··· Supplied material ···
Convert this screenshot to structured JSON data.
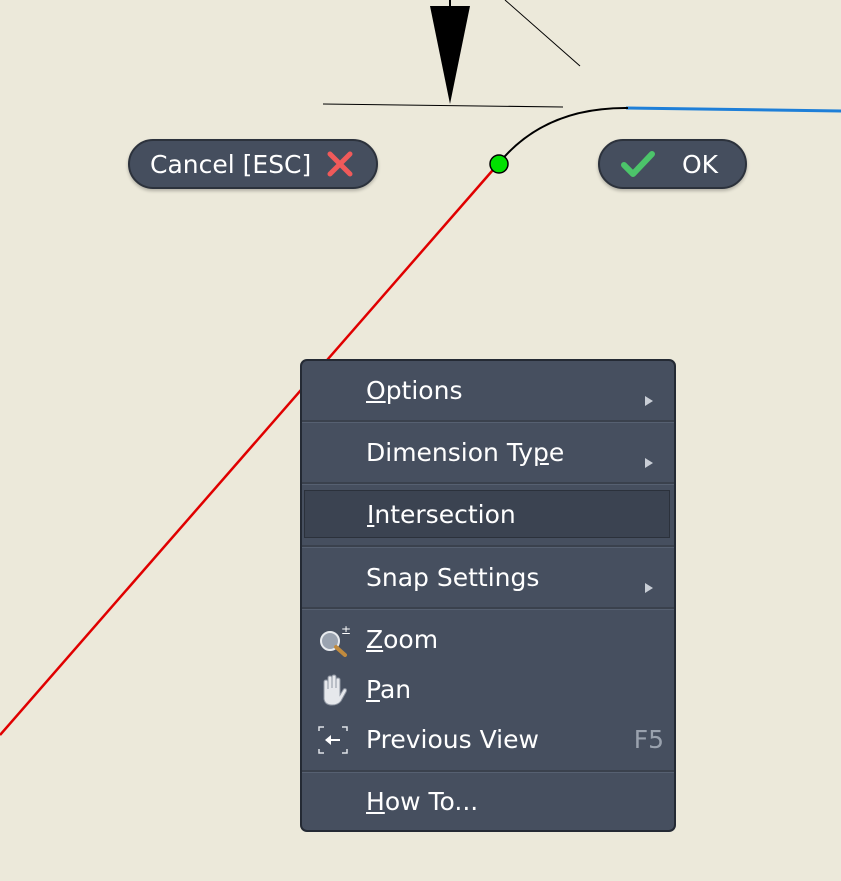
{
  "buttons": {
    "cancel_label": "Cancel [ESC]",
    "ok_label": "OK"
  },
  "context_menu": {
    "items": [
      {
        "label": "Options",
        "mnemonic": "O",
        "rest": "ptions",
        "submenu": true
      },
      {
        "label": "Dimension Type",
        "pre": "Dimension Ty",
        "mnemonic": "p",
        "rest": "e",
        "submenu": true
      },
      {
        "label": "Intersection",
        "mnemonic": "I",
        "rest": "ntersection",
        "submenu": false,
        "highlighted": true
      },
      {
        "label": "Snap Settings",
        "submenu": true
      },
      {
        "label": "Zoom",
        "mnemonic": "Z",
        "rest": "oom",
        "icon": "zoom-icon"
      },
      {
        "label": "Pan",
        "mnemonic": "P",
        "rest": "an",
        "icon": "pan-hand-icon"
      },
      {
        "label": "Previous View",
        "icon": "previous-view-icon",
        "shortcut": "F5"
      },
      {
        "label": "How To...",
        "mnemonic": "H",
        "rest": "ow To..."
      }
    ]
  },
  "colors": {
    "canvas_background": "#ece9da",
    "menu_background": "#464f5f",
    "red_line": "#e00000",
    "blue_line": "#1e7fd8",
    "snap_point": "#00e000",
    "cancel_x": "#f05a5a",
    "ok_check": "#4cc46a"
  }
}
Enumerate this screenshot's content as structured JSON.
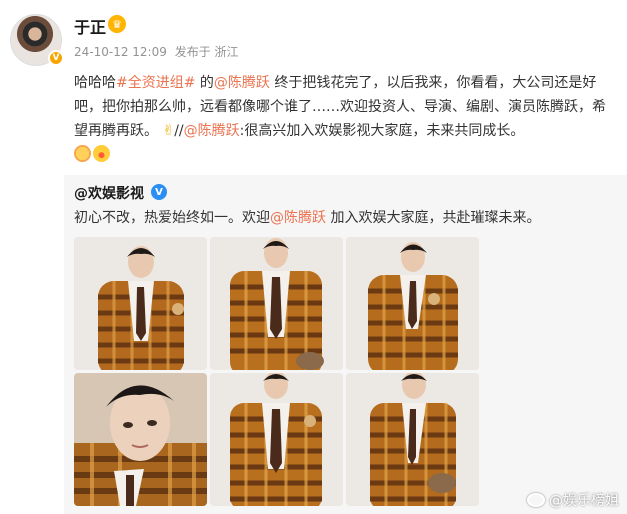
{
  "author": {
    "name": "于正",
    "time": "24-10-12 12:09",
    "source": "发布于 浙江",
    "verified_badge": "V"
  },
  "post": {
    "t1": "哈哈哈",
    "hashtag": "#全资进组#",
    "t2": " 的",
    "mention1": "@陈腾跃",
    "t3": " 终于把钱花完了，以后我来，你看看，大公司还是好吧，把你拍那么帅，远看都像哪个谁了……欢迎投资人、导演、编剧、演员陈腾跃，希望再腾再跃。",
    "t4": "//",
    "mention2": "@陈腾跃",
    "t5": ":很高兴加入欢娱影视大家庭，未来共同成长。"
  },
  "repost": {
    "user": "@欢娱影视",
    "t1": "初心不改，热爱始终如一。欢迎",
    "mention": "@陈腾跃",
    "t2": " 加入欢娱大家庭，共赴璀璨未来。"
  },
  "photos": [
    "photo-1",
    "photo-2",
    "photo-3",
    "photo-4",
    "photo-5",
    "photo-6"
  ],
  "watermark": "@娱乐榜姐",
  "icons": [
    "crown-icon",
    "verified-icon",
    "emoji-icon",
    "hand-icon",
    "weibo-logo-icon"
  ],
  "colors": {
    "link": "#eb7350",
    "meta": "#939393",
    "verified_blue": "#2a8ef2",
    "verified_gold": "#f7a600"
  }
}
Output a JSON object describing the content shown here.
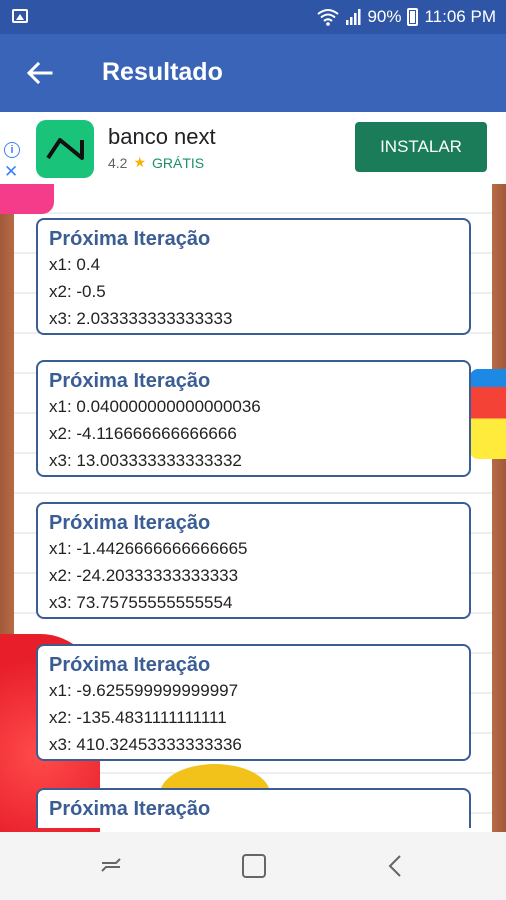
{
  "status_bar": {
    "battery": "90%",
    "time": "11:06 PM"
  },
  "app_bar": {
    "title": "Resultado"
  },
  "ad": {
    "app_name": "banco next",
    "rating": "4.2",
    "price": "GRÁTIS",
    "install_label": "INSTALAR"
  },
  "results": [
    {
      "heading": "Próxima Iteração",
      "x1": "x1: 0.4",
      "x2": "x2: -0.5",
      "x3": "x3: 2.033333333333333"
    },
    {
      "heading": "Próxima Iteração",
      "x1": "x1: 0.040000000000000036",
      "x2": "x2: -4.116666666666666",
      "x3": "x3: 13.003333333333332"
    },
    {
      "heading": "Próxima Iteração",
      "x1": "x1: -1.4426666666666665",
      "x2": "x2: -24.20333333333333",
      "x3": "x3: 73.75755555555554"
    },
    {
      "heading": "Próxima Iteração",
      "x1": "x1: -9.625599999999997",
      "x2": "x2: -135.4831111111111",
      "x3": "x3: 410.32453333333336"
    },
    {
      "heading": "Próxima Iteração"
    }
  ],
  "icons": {
    "back": "arrow-left-icon",
    "wifi": "wifi-icon",
    "signal": "signal-icon",
    "battery": "battery-icon",
    "gallery": "image-notification-icon"
  },
  "colors": {
    "status_bar": "#2f56a6",
    "app_bar": "#3a64b8",
    "card_border": "#3a5d94",
    "install_button": "#1a7c58"
  }
}
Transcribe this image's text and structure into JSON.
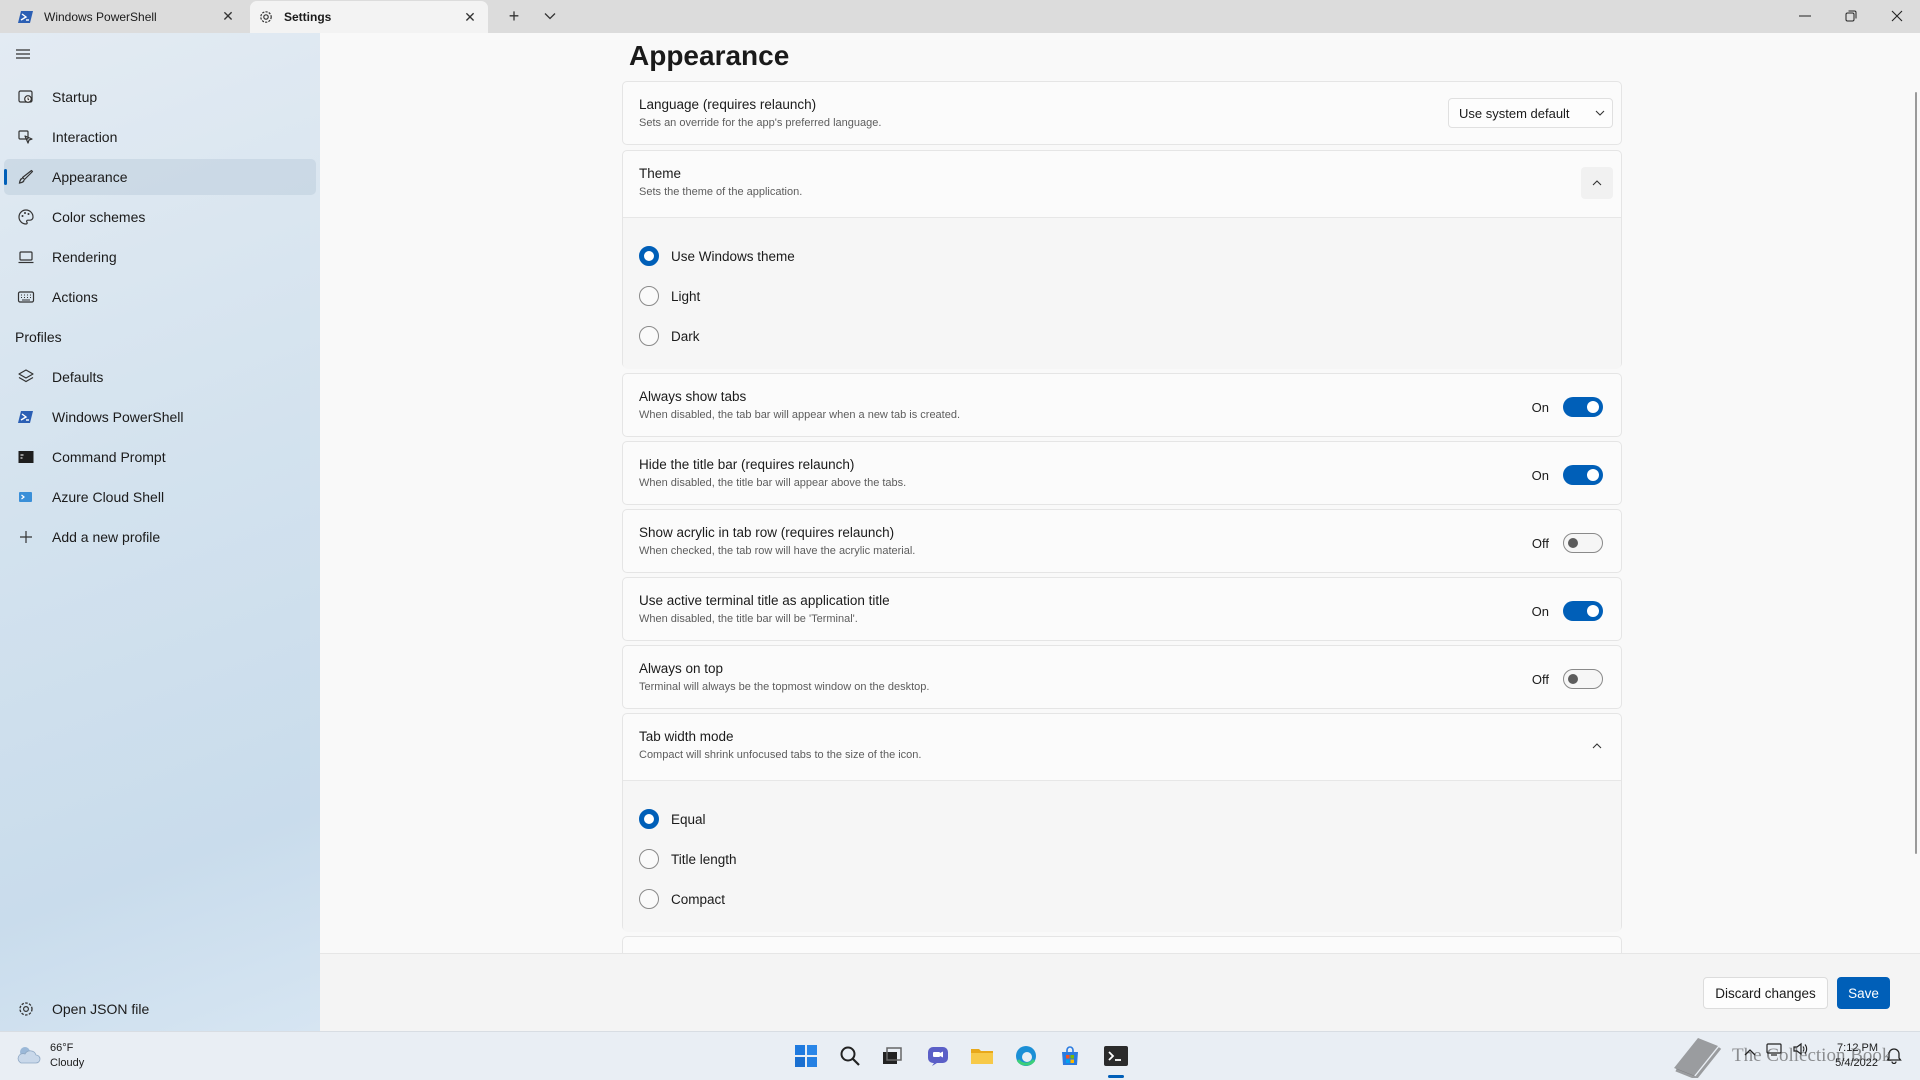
{
  "tabs": [
    {
      "title": "Windows PowerShell"
    },
    {
      "title": "Settings"
    }
  ],
  "sidebar": {
    "items": [
      {
        "label": "Startup"
      },
      {
        "label": "Interaction"
      },
      {
        "label": "Appearance"
      },
      {
        "label": "Color schemes"
      },
      {
        "label": "Rendering"
      },
      {
        "label": "Actions"
      }
    ],
    "profiles_header": "Profiles",
    "profiles": [
      {
        "label": "Defaults"
      },
      {
        "label": "Windows PowerShell"
      },
      {
        "label": "Command Prompt"
      },
      {
        "label": "Azure Cloud Shell"
      },
      {
        "label": "Add a new profile"
      }
    ],
    "open_json": "Open JSON file"
  },
  "page": {
    "title": "Appearance",
    "language": {
      "title": "Language (requires relaunch)",
      "desc": "Sets an override for the app's preferred language.",
      "value": "Use system default"
    },
    "theme": {
      "title": "Theme",
      "desc": "Sets the theme of the application.",
      "options": [
        "Use Windows theme",
        "Light",
        "Dark"
      ],
      "selected": "Use Windows theme"
    },
    "toggles": [
      {
        "title": "Always show tabs",
        "desc": "When disabled, the tab bar will appear when a new tab is created.",
        "state": "On"
      },
      {
        "title": "Hide the title bar (requires relaunch)",
        "desc": "When disabled, the title bar will appear above the tabs.",
        "state": "On"
      },
      {
        "title": "Show acrylic in tab row (requires relaunch)",
        "desc": "When checked, the tab row will have the acrylic material.",
        "state": "Off"
      },
      {
        "title": "Use active terminal title as application title",
        "desc": "When disabled, the title bar will be 'Terminal'.",
        "state": "On"
      },
      {
        "title": "Always on top",
        "desc": "Terminal will always be the topmost window on the desktop.",
        "state": "Off"
      }
    ],
    "tab_width": {
      "title": "Tab width mode",
      "desc": "Compact will shrink unfocused tabs to the size of the icon.",
      "options": [
        "Equal",
        "Title length",
        "Compact"
      ],
      "selected": "Equal"
    }
  },
  "footer": {
    "discard": "Discard changes",
    "save": "Save"
  },
  "taskbar": {
    "temp": "66°F",
    "condition": "Cloudy",
    "time": "7:12 PM",
    "date": "5/4/2022",
    "watermark": "The Collection Book"
  },
  "colors": {
    "accent": "#005fb8"
  }
}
···
Exercise prompt:
Output all the records, word for word, with no pictures in the copy.

Answer in full:
Convert this screenshot to structured JSON data.
{
  "buttons": {
    "cancel_label": "Cancel [ESC]",
    "ok_label": "OK"
  },
  "context_menu": {
    "items": [
      {
        "label": "Options",
        "mnemonic": "O",
        "rest": "ptions",
        "submenu": true
      },
      {
        "label": "Dimension Type",
        "pre": "Dimension Ty",
        "mnemonic": "p",
        "rest": "e",
        "submenu": true
      },
      {
        "label": "Intersection",
        "mnemonic": "I",
        "rest": "ntersection",
        "submenu": false,
        "highlighted": true
      },
      {
        "label": "Snap Settings",
        "submenu": true
      },
      {
        "label": "Zoom",
        "mnemonic": "Z",
        "rest": "oom",
        "icon": "zoom-icon"
      },
      {
        "label": "Pan",
        "mnemonic": "P",
        "rest": "an",
        "icon": "pan-hand-icon"
      },
      {
        "label": "Previous View",
        "icon": "previous-view-icon",
        "shortcut": "F5"
      },
      {
        "label": "How To...",
        "mnemonic": "H",
        "rest": "ow To..."
      }
    ]
  },
  "colors": {
    "canvas_background": "#ece9da",
    "menu_background": "#464f5f",
    "red_line": "#e00000",
    "blue_line": "#1e7fd8",
    "snap_point": "#00e000",
    "cancel_x": "#f05a5a",
    "ok_check": "#4cc46a"
  }
}
Enumerate this screenshot's content as structured JSON.
{
  "author": {
    "name": "于正",
    "time": "24-10-12 12:09",
    "source": "发布于 浙江",
    "verified_badge": "V"
  },
  "post": {
    "t1": "哈哈哈",
    "hashtag": "#全资进组#",
    "t2": " 的",
    "mention1": "@陈腾跃",
    "t3": " 终于把钱花完了，以后我来，你看看，大公司还是好吧，把你拍那么帅，远看都像哪个谁了……欢迎投资人、导演、编剧、演员陈腾跃，希望再腾再跃。",
    "t4": "//",
    "mention2": "@陈腾跃",
    "t5": ":很高兴加入欢娱影视大家庭，未来共同成长。"
  },
  "repost": {
    "user": "@欢娱影视",
    "t1": "初心不改，热爱始终如一。欢迎",
    "mention": "@陈腾跃",
    "t2": " 加入欢娱大家庭，共赴璀璨未来。"
  },
  "photos": [
    "photo-1",
    "photo-2",
    "photo-3",
    "photo-4",
    "photo-5",
    "photo-6"
  ],
  "watermark": "@娱乐榜姐",
  "icons": [
    "crown-icon",
    "verified-icon",
    "emoji-icon",
    "hand-icon",
    "weibo-logo-icon"
  ],
  "colors": {
    "link": "#eb7350",
    "meta": "#939393",
    "verified_blue": "#2a8ef2",
    "verified_gold": "#f7a600"
  }
}
Output a JSON object describing the content shown here.
{
  "status_bar": {
    "battery": "90%",
    "time": "11:06 PM"
  },
  "app_bar": {
    "title": "Resultado"
  },
  "ad": {
    "app_name": "banco next",
    "rating": "4.2",
    "price": "GRÁTIS",
    "install_label": "INSTALAR"
  },
  "results": [
    {
      "heading": "Próxima Iteração",
      "x1": "x1: 0.4",
      "x2": "x2: -0.5",
      "x3": "x3: 2.033333333333333"
    },
    {
      "heading": "Próxima Iteração",
      "x1": "x1: 0.040000000000000036",
      "x2": "x2: -4.116666666666666",
      "x3": "x3: 13.003333333333332"
    },
    {
      "heading": "Próxima Iteração",
      "x1": "x1: -1.4426666666666665",
      "x2": "x2: -24.20333333333333",
      "x3": "x3: 73.75755555555554"
    },
    {
      "heading": "Próxima Iteração",
      "x1": "x1: -9.625599999999997",
      "x2": "x2: -135.4831111111111",
      "x3": "x3: 410.32453333333336"
    },
    {
      "heading": "Próxima Iteração"
    }
  ],
  "icons": {
    "back": "arrow-left-icon",
    "wifi": "wifi-icon",
    "signal": "signal-icon",
    "battery": "battery-icon",
    "gallery": "image-notification-icon"
  },
  "colors": {
    "status_bar": "#2f56a6",
    "app_bar": "#3a64b8",
    "card_border": "#3a5d94",
    "install_button": "#1a7c58"
  }
}
Transcribe this image's text and structure into JSON.
{
  "tabs": [
    {
      "title": "Windows PowerShell"
    },
    {
      "title": "Settings"
    }
  ],
  "sidebar": {
    "items": [
      {
        "label": "Startup"
      },
      {
        "label": "Interaction"
      },
      {
        "label": "Appearance"
      },
      {
        "label": "Color schemes"
      },
      {
        "label": "Rendering"
      },
      {
        "label": "Actions"
      }
    ],
    "profiles_header": "Profiles",
    "profiles": [
      {
        "label": "Defaults"
      },
      {
        "label": "Windows PowerShell"
      },
      {
        "label": "Command Prompt"
      },
      {
        "label": "Azure Cloud Shell"
      },
      {
        "label": "Add a new profile"
      }
    ],
    "open_json": "Open JSON file"
  },
  "page": {
    "title": "Appearance",
    "language": {
      "title": "Language (requires relaunch)",
      "desc": "Sets an override for the app's preferred language.",
      "value": "Use system default"
    },
    "theme": {
      "title": "Theme",
      "desc": "Sets the theme of the application.",
      "options": [
        "Use Windows theme",
        "Light",
        "Dark"
      ],
      "selected": "Use Windows theme"
    },
    "toggles": [
      {
        "title": "Always show tabs",
        "desc": "When disabled, the tab bar will appear when a new tab is created.",
        "state": "On"
      },
      {
        "title": "Hide the title bar (requires relaunch)",
        "desc": "When disabled, the title bar will appear above the tabs.",
        "state": "On"
      },
      {
        "title": "Show acrylic in tab row (requires relaunch)",
        "desc": "When checked, the tab row will have the acrylic material.",
        "state": "Off"
      },
      {
        "title": "Use active terminal title as application title",
        "desc": "When disabled, the title bar will be 'Terminal'.",
        "state": "On"
      },
      {
        "title": "Always on top",
        "desc": "Terminal will always be the topmost window on the desktop.",
        "state": "Off"
      }
    ],
    "tab_width": {
      "title": "Tab width mode",
      "desc": "Compact will shrink unfocused tabs to the size of the icon.",
      "options": [
        "Equal",
        "Title length",
        "Compact"
      ],
      "selected": "Equal"
    }
  },
  "footer": {
    "discard": "Discard changes",
    "save": "Save"
  },
  "taskbar": {
    "temp": "66°F",
    "condition": "Cloudy",
    "time": "7:12 PM",
    "date": "5/4/2022",
    "watermark": "The Collection Book"
  },
  "colors": {
    "accent": "#005fb8"
  }
}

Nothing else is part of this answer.